Your objective: Bring together all lines of the material below that contain the string "false".

Supplied material:
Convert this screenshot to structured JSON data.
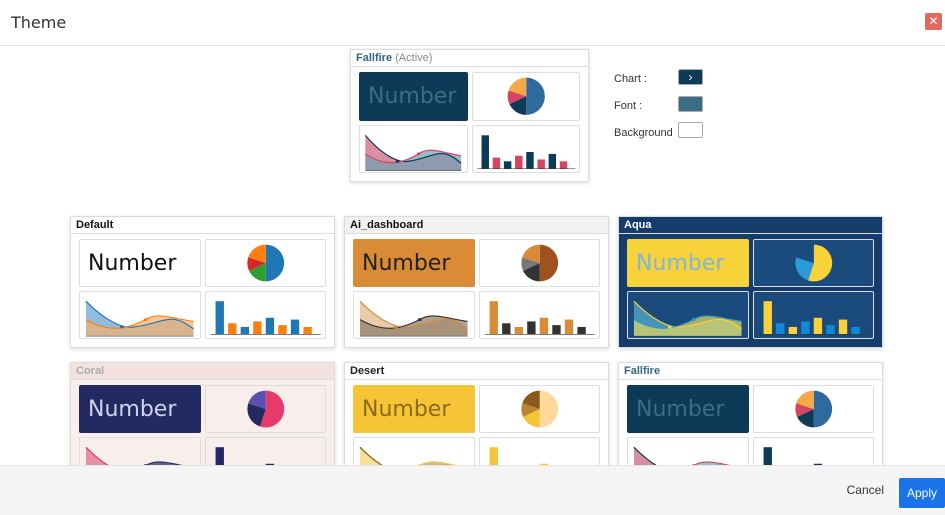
{
  "dialog": {
    "title": "Theme"
  },
  "active": {
    "name": "Fallfire",
    "suffix": "(Active)"
  },
  "settings": {
    "chart_label": "Chart :",
    "font_label": "Font :",
    "background_label": "Background",
    "chart_color": "#0d3a56",
    "font_color": "#3a6e80",
    "background_color": "#ffffff",
    "chart_swatch_glyph": "›"
  },
  "number_label": "Number",
  "themes": [
    {
      "name": "Default",
      "titleBg": "#ffffff",
      "titleColor": "#111111",
      "cardBg": "#ffffff",
      "cellBg": "#ffffff",
      "numBg": "#ffffff",
      "numColor": "#111111",
      "pie": [
        "#1f77b4",
        "#2ca02c",
        "#d62728",
        "#ff7f0e"
      ],
      "bars": [
        "#1f77b4",
        "#ff7f0e"
      ],
      "areaA": "#7fb0d9",
      "areaB": "#f5b16a",
      "lineA": "#1f77b4",
      "lineB": "#ff7f0e"
    },
    {
      "name": "Ai_dashboard",
      "titleBg": "#f1f1f1",
      "titleColor": "#111111",
      "cardBg": "#ffffff",
      "cellBg": "#ffffff",
      "numBg": "#d98b36",
      "numColor": "#222222",
      "pie": [
        "#a0521e",
        "#333333",
        "#777777",
        "#d98b36"
      ],
      "bars": [
        "#d98b36",
        "#333333"
      ],
      "areaA": "#e5c39a",
      "areaB": "#8a7a66",
      "lineA": "#d98b36",
      "lineB": "#333333"
    },
    {
      "name": "Aqua",
      "titleBg": "#143d6c",
      "titleColor": "#ffffff",
      "cardBg": "#143d6c",
      "cellBg": "#1b4a7d",
      "numBg": "#f7d23a",
      "numColor": "#7fb7d9",
      "pie": [
        "#f7d23a",
        "#2a9bd8",
        "#1b4a7d"
      ],
      "bars": [
        "#f7d23a",
        "#0f8ad6"
      ],
      "areaA": "#4fa0c0",
      "areaB": "#e8d95a",
      "lineA": "#f7d23a",
      "lineB": "#2a9bd8"
    },
    {
      "name": "Coral",
      "titleBg": "#f3e2df",
      "titleColor": "#aaaaaa",
      "cardBg": "#f8eeec",
      "cellBg": "#f8eeec",
      "numBg": "#232a62",
      "numColor": "#cfd3e8",
      "pie": [
        "#e63a6a",
        "#232a62",
        "#5a50b0"
      ],
      "bars": [
        "#232a62",
        "#e63a6a"
      ],
      "areaA": "#e07f9a",
      "areaB": "#232a62",
      "lineA": "#e63a6a",
      "lineB": "#232a62"
    },
    {
      "name": "Desert",
      "titleBg": "#ffffff",
      "titleColor": "#222222",
      "cardBg": "#ffffff",
      "cellBg": "#ffffff",
      "numBg": "#f5c537",
      "numColor": "#8a6a1c",
      "pie": [
        "#ffd89a",
        "#f5c537",
        "#b8862e",
        "#8a5a1a"
      ],
      "bars": [
        "#f5c537",
        "#8a5a1a"
      ],
      "areaA": "#f6dc86",
      "areaB": "#c69a56",
      "lineA": "#8a5a1a",
      "lineB": "#f5c537"
    },
    {
      "name": "Fallfire",
      "titleBg": "#ffffff",
      "titleColor": "#336680",
      "cardBg": "#ffffff",
      "cellBg": "#ffffff",
      "numBg": "#0d3a56",
      "numColor": "#3a6e80",
      "pie": [
        "#2e6a9c",
        "#0d3a56",
        "#d6445f",
        "#f2a946"
      ],
      "bars": [
        "#0d3a56",
        "#d6445f"
      ],
      "areaA": "#d47a8e",
      "areaB": "#6ea0b8",
      "lineA": "#0d3a56",
      "lineB": "#d6445f"
    }
  ]
}
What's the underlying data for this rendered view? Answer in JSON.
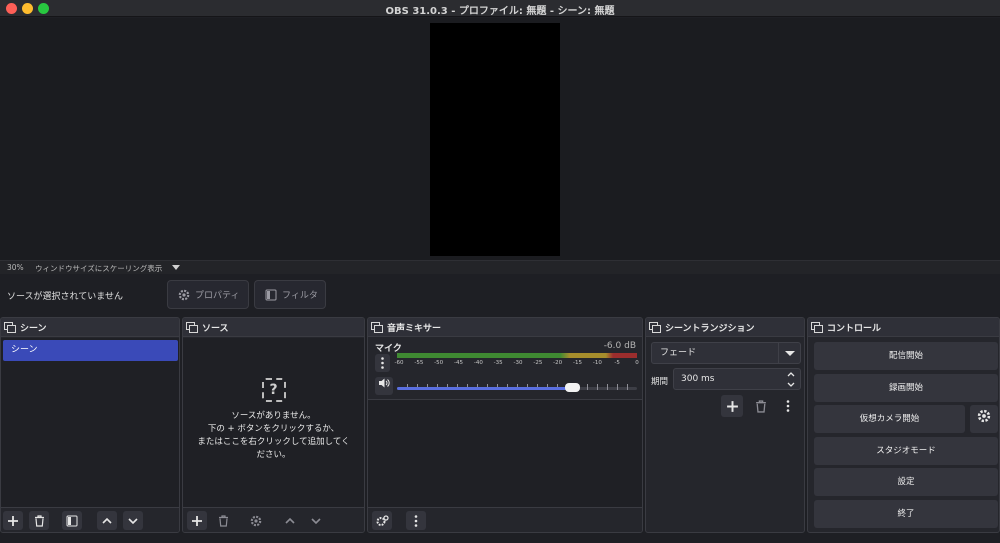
{
  "window": {
    "title": "OBS 31.0.3 - プロファイル: 無題 - シーン: 無題"
  },
  "preview": {
    "zoom": "30%",
    "scaling_mode": "ウィンドウサイズにスケーリング表示"
  },
  "context_bar": {
    "no_source_text": "ソースが選択されていません",
    "properties_label": "プロパティ",
    "filters_label": "フィルタ"
  },
  "docks": {
    "scenes": {
      "title": "シーン",
      "items": [
        {
          "label": "シーン",
          "selected": true
        }
      ]
    },
    "sources": {
      "title": "ソース",
      "empty_line1": "ソースがありません。",
      "empty_line2": "下の + ボタンをクリックするか、",
      "empty_line3": "またはここを右クリックして追加してく",
      "empty_line4": "ださい。"
    },
    "mixer": {
      "title": "音声ミキサー",
      "channels": [
        {
          "name": "マイク",
          "db": "-6.0 dB",
          "volume_fraction": 0.73
        }
      ],
      "ticks": [
        "-60",
        "-55",
        "-50",
        "-45",
        "-40",
        "-35",
        "-30",
        "-25",
        "-20",
        "-15",
        "-10",
        "-5",
        "0"
      ]
    },
    "transitions": {
      "title": "シーントランジション",
      "selected": "フェード",
      "duration_label": "期間",
      "duration_value": "300 ms"
    },
    "controls": {
      "title": "コントロール",
      "start_streaming": "配信開始",
      "start_recording": "録画開始",
      "start_virtual_camera": "仮想カメラ開始",
      "studio_mode": "スタジオモード",
      "settings": "設定",
      "exit": "終了"
    }
  },
  "colors": {
    "selected_scene": "#3a4ab8",
    "volume_fill": "#5a6fe0",
    "meter_green": "#3f8a32",
    "meter_yellow": "#a68d2c",
    "meter_red": "#9b2d2d"
  },
  "icons": [
    "plus-icon",
    "trash-icon",
    "filter-icon",
    "chevron-up-icon",
    "chevron-down-icon",
    "gear-icon",
    "kebab-menu-icon",
    "speaker-icon",
    "question-icon"
  ]
}
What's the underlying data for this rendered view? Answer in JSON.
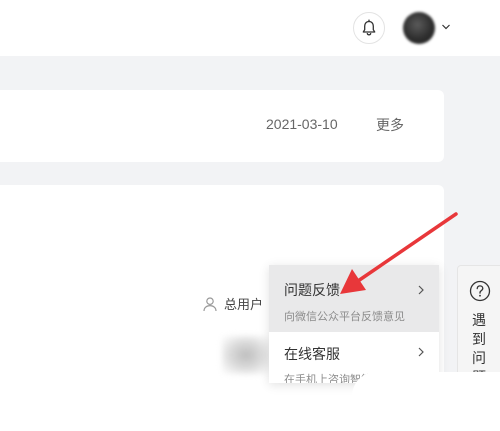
{
  "card1": {
    "date": "2021-03-10",
    "more_label": "更多"
  },
  "card2": {
    "users_label": "总用户"
  },
  "menu": {
    "items": [
      {
        "title": "问题反馈",
        "subtitle": "向微信公众平台反馈意见"
      },
      {
        "title": "在线客服",
        "subtitle": "在手机上咨询智能客服"
      }
    ]
  },
  "side_panel": {
    "chars": [
      "遇",
      "到",
      "问",
      "题"
    ]
  },
  "icons": {
    "bell": "bell-icon",
    "chevron": "chevron-down-icon",
    "user": "user-icon",
    "help": "question-circle-icon"
  },
  "colors": {
    "annotation_arrow": "#e8373a"
  }
}
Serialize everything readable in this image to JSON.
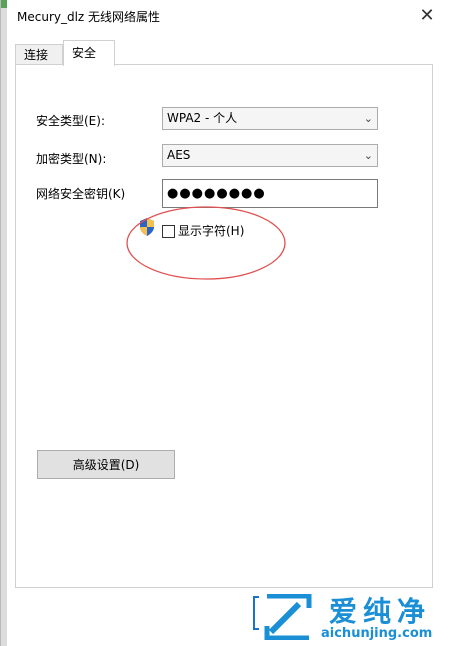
{
  "window": {
    "title": "Mecury_dlz 无线网络属性",
    "close_glyph": "✕"
  },
  "tabs": [
    {
      "label": "连接",
      "active": false
    },
    {
      "label": "安全",
      "active": true
    }
  ],
  "security": {
    "type_label": "安全类型(E):",
    "type_value": "WPA2 - 个人",
    "encryption_label": "加密类型(N):",
    "encryption_value": "AES",
    "key_label": "网络安全密钥(K)",
    "key_value": "●●●●●●●●",
    "show_chars_label": "显示字符(H)",
    "show_chars_checked": false
  },
  "advanced_button": "高级设置(D)",
  "watermark": {
    "cn": "爱纯净",
    "en": "aichunjing.com"
  },
  "colors": {
    "annotation_ellipse": "#e05050",
    "watermark_blue": "#1a8fd6"
  }
}
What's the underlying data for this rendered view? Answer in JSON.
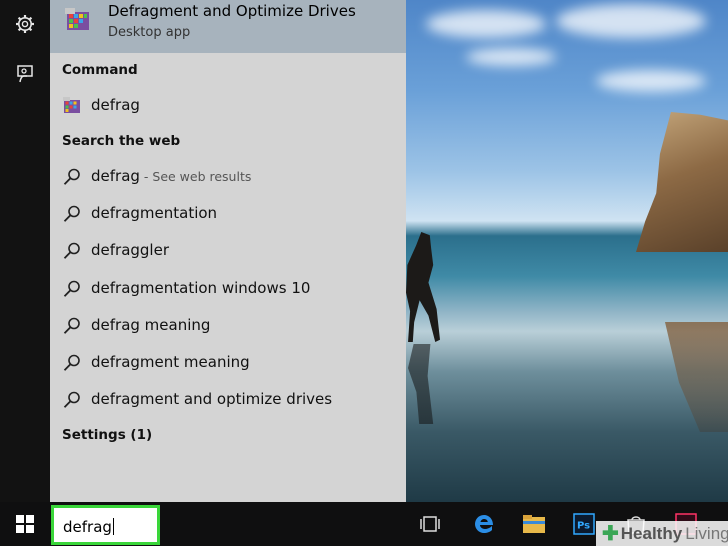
{
  "best_match": {
    "title": "Defragment and Optimize Drives",
    "subtitle": "Desktop app"
  },
  "sections": {
    "command": "Command",
    "web": "Search the web",
    "settings": "Settings (1)"
  },
  "command_item": {
    "label": "defrag",
    "icon": "defrag-app-icon"
  },
  "web_results": [
    {
      "label": "defrag",
      "hint": " - See web results"
    },
    {
      "label": "defragmentation"
    },
    {
      "label": "defraggler"
    },
    {
      "label": "defragmentation windows 10"
    },
    {
      "label": "defrag meaning"
    },
    {
      "label": "defragment meaning"
    },
    {
      "label": "defragment and optimize drives"
    }
  ],
  "search": {
    "value": "defrag"
  },
  "taskbar": {
    "icons": [
      "task-view-icon",
      "edge-icon",
      "file-explorer-icon",
      "photoshop-icon",
      "store-icon",
      "indesign-icon"
    ],
    "photoshop_label": "Ps"
  },
  "watermark": {
    "part1": "Healthy",
    "part2": "Living"
  },
  "colors": {
    "highlight": "#3ad63a",
    "best_match_bg": "#a7b3bd",
    "panel_bg": "#d4d4d4"
  }
}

Written response:
      "active": false
    "show_chars_checked": false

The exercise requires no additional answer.